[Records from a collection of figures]
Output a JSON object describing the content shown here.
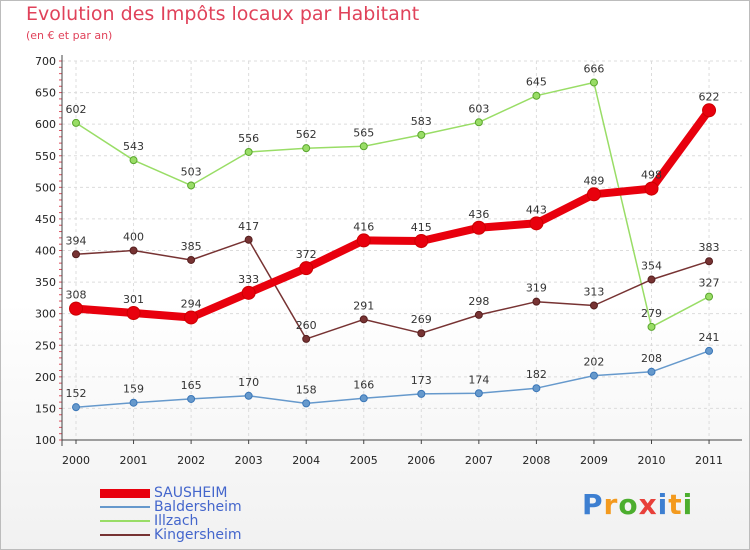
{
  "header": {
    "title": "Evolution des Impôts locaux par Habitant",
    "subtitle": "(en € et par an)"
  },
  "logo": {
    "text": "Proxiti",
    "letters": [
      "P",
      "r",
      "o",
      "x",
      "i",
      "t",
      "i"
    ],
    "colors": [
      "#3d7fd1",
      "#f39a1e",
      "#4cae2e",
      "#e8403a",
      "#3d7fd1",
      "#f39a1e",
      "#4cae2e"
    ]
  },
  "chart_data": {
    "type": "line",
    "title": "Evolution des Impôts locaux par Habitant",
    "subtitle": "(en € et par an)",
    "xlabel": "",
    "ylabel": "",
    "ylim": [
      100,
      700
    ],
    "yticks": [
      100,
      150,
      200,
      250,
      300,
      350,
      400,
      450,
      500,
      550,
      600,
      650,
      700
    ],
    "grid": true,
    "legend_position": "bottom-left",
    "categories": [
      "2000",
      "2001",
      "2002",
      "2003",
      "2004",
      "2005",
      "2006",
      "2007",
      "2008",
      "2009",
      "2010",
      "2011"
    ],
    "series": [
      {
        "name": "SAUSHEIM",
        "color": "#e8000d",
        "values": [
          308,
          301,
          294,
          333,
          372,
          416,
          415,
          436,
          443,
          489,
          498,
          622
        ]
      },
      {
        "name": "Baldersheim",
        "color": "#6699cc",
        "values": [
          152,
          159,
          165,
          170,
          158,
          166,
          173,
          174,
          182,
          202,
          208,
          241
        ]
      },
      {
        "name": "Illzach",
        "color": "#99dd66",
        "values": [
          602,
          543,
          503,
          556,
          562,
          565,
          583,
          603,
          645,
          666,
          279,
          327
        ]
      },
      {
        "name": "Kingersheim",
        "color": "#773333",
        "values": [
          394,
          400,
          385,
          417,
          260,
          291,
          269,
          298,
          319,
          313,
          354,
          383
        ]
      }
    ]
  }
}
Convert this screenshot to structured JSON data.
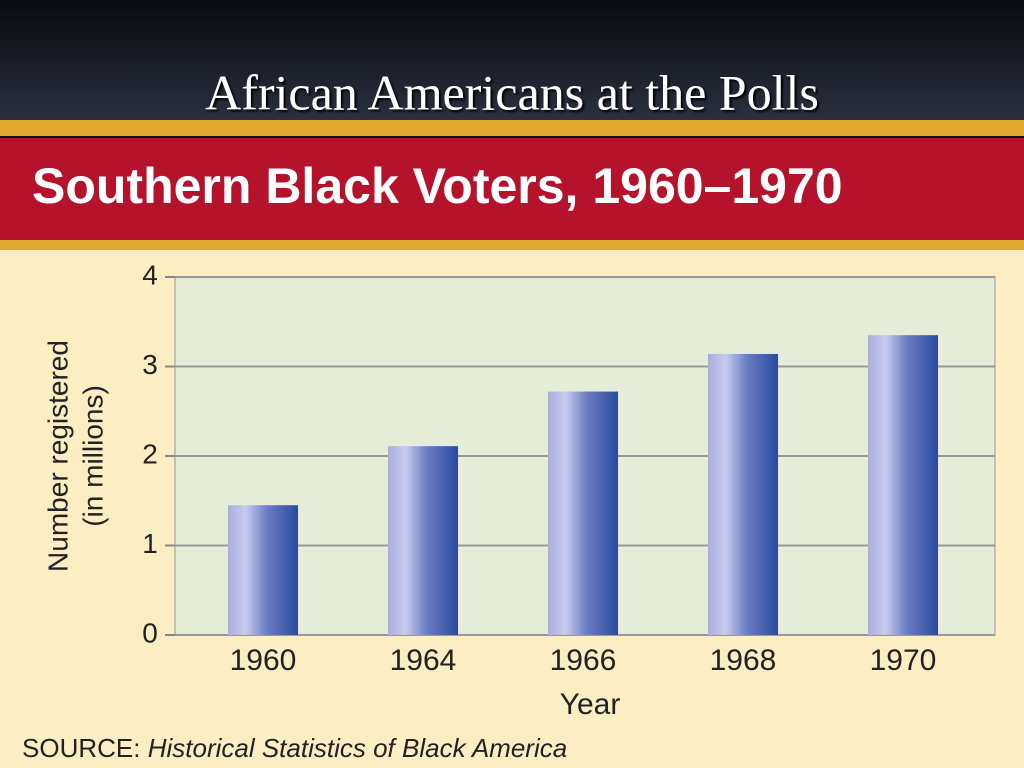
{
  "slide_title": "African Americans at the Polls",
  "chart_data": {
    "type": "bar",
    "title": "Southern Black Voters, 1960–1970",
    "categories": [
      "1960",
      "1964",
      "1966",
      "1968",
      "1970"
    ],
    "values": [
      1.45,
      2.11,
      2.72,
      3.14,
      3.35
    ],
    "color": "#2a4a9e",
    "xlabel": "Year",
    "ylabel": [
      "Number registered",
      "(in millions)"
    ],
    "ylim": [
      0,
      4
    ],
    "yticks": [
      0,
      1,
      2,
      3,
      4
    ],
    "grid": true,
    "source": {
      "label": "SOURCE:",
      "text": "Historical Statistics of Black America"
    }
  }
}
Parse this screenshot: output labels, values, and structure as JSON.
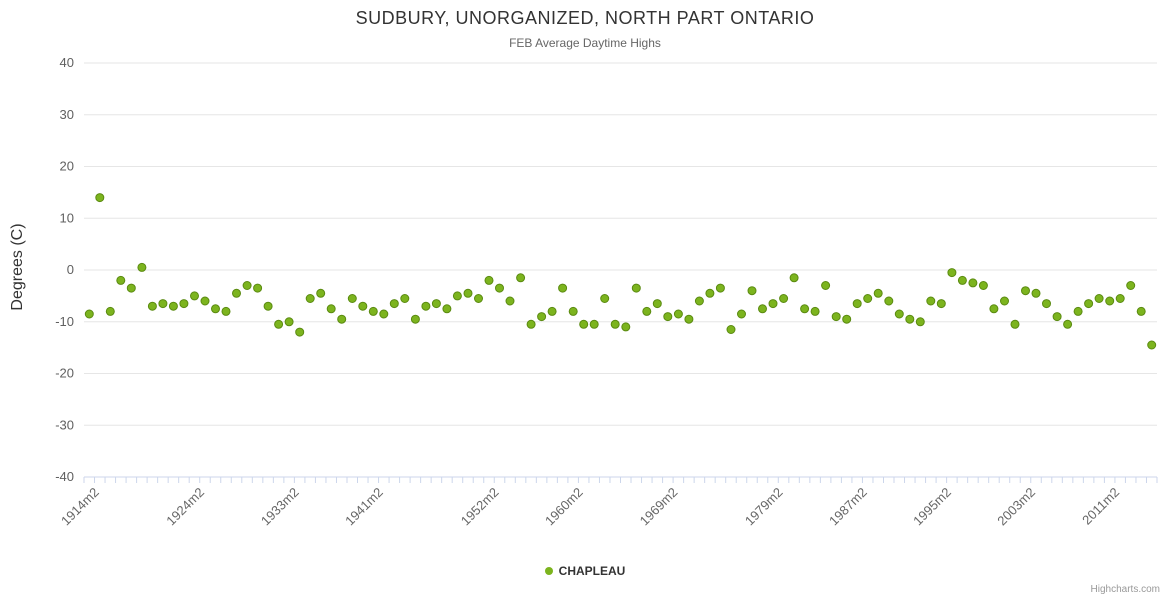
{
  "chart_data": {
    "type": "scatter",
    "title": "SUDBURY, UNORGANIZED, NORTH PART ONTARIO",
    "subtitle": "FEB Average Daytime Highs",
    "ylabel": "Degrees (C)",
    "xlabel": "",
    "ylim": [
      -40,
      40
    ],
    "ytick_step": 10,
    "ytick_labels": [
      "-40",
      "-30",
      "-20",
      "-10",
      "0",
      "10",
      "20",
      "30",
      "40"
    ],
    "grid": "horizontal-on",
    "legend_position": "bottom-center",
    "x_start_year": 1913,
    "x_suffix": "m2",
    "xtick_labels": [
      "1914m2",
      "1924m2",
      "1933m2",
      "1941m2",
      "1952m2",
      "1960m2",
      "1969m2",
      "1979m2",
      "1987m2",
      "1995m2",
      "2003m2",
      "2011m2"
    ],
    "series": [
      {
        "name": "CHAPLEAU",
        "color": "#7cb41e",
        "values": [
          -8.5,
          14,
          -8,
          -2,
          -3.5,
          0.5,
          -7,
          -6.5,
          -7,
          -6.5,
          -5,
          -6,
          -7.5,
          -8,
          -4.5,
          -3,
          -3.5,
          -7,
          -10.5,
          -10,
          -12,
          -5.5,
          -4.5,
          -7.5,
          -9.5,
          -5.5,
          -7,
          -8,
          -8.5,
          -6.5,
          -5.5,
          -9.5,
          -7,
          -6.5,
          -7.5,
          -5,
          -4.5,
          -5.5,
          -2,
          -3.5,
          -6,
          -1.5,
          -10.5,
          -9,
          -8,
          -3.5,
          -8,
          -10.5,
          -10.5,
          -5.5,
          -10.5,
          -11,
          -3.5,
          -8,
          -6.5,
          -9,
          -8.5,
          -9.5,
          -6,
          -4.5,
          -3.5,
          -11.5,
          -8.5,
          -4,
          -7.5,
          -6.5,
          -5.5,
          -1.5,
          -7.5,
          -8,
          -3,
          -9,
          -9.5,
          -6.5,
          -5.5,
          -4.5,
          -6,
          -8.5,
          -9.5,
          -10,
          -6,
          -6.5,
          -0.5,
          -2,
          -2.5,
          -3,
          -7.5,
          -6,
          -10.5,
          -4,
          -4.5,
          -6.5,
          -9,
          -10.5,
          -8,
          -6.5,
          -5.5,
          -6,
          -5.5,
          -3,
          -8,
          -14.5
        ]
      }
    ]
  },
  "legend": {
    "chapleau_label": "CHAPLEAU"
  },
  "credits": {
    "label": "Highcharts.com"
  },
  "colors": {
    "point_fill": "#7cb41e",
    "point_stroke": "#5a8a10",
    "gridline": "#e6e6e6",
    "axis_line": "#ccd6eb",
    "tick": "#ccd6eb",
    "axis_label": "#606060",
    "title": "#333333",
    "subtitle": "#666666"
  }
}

**Exercise directions**
Return all the lines that contain the string "subtitle".

**Output of the task**
    "subtitle": "(en € et par an)"
    "subtitle": "(en € et par an)",
    "subtitle": "FEB Average Daytime Highs",
    "subtitle": "#666666"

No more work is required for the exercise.